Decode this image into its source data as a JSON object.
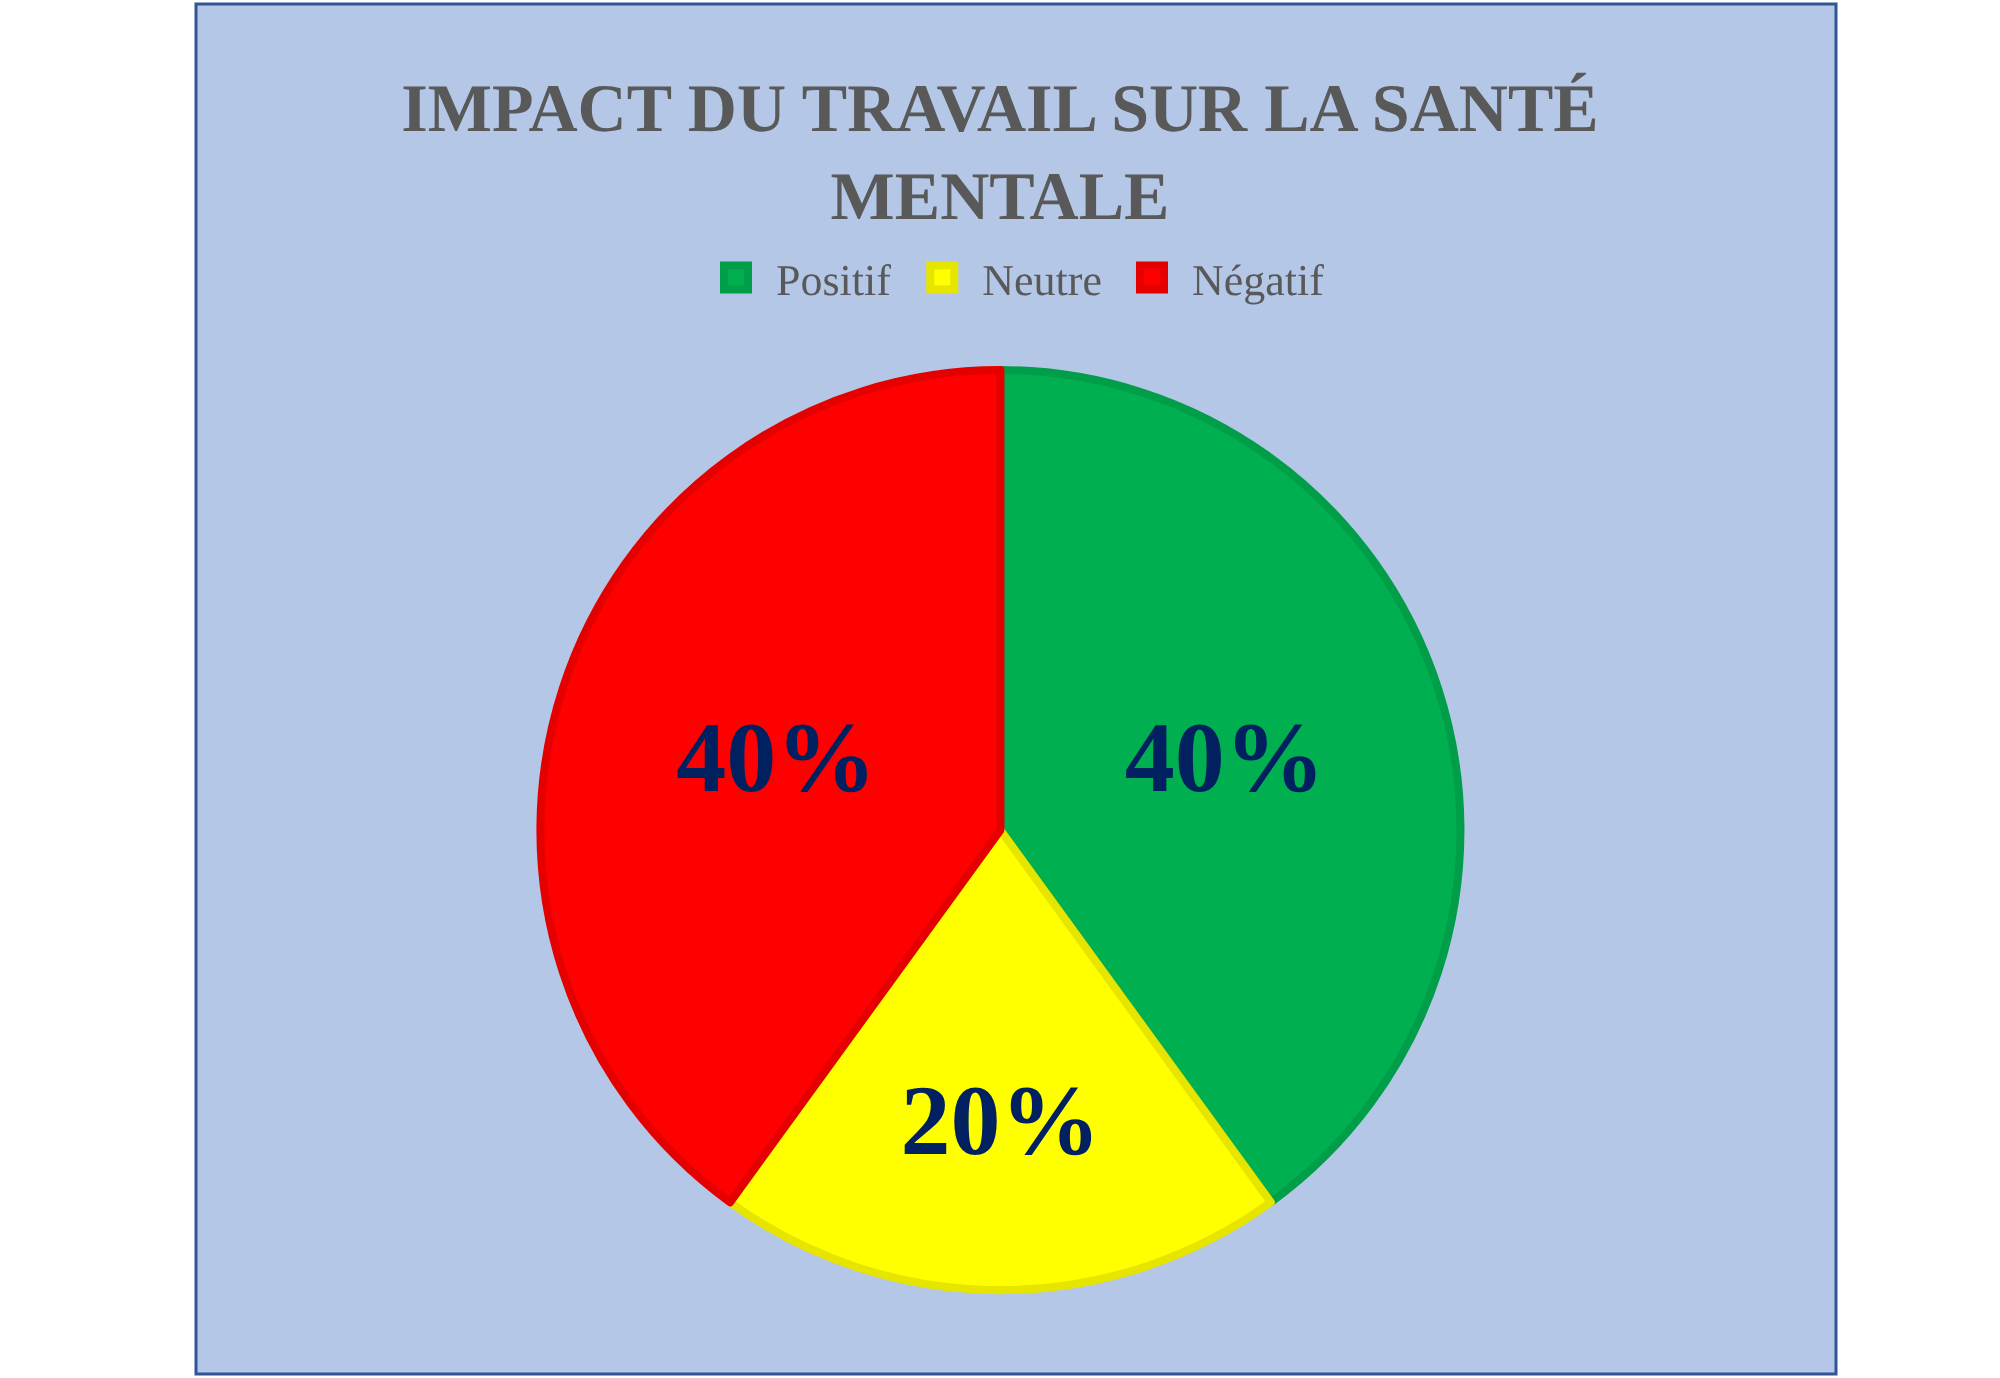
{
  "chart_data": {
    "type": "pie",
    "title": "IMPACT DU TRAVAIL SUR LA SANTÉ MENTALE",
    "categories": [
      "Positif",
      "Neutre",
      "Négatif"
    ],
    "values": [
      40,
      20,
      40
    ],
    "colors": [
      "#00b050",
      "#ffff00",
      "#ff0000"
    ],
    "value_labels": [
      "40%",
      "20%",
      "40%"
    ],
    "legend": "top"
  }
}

+--

■ EXERCISE DIRECTIONS:
Images do not belong in the copy; reproduce all other parts of the records above verbatim.

■ SOLUTION TO THIS PROBLEM:
Decode this image into its source data as a JSON object.
{
  "chart_data": {
    "type": "pie",
    "title": "IMPACT DU TRAVAIL SUR LA SANTÉ MENTALE",
    "categories": [
      "Positif",
      "Neutre",
      "Négatif"
    ],
    "values": [
      40,
      20,
      40
    ],
    "colors": [
      "#00b050",
      "#ffff00",
      "#ff0000"
    ],
    "value_labels": [
      "40%",
      "20%",
      "40%"
    ],
    "legend": "top"
  }
}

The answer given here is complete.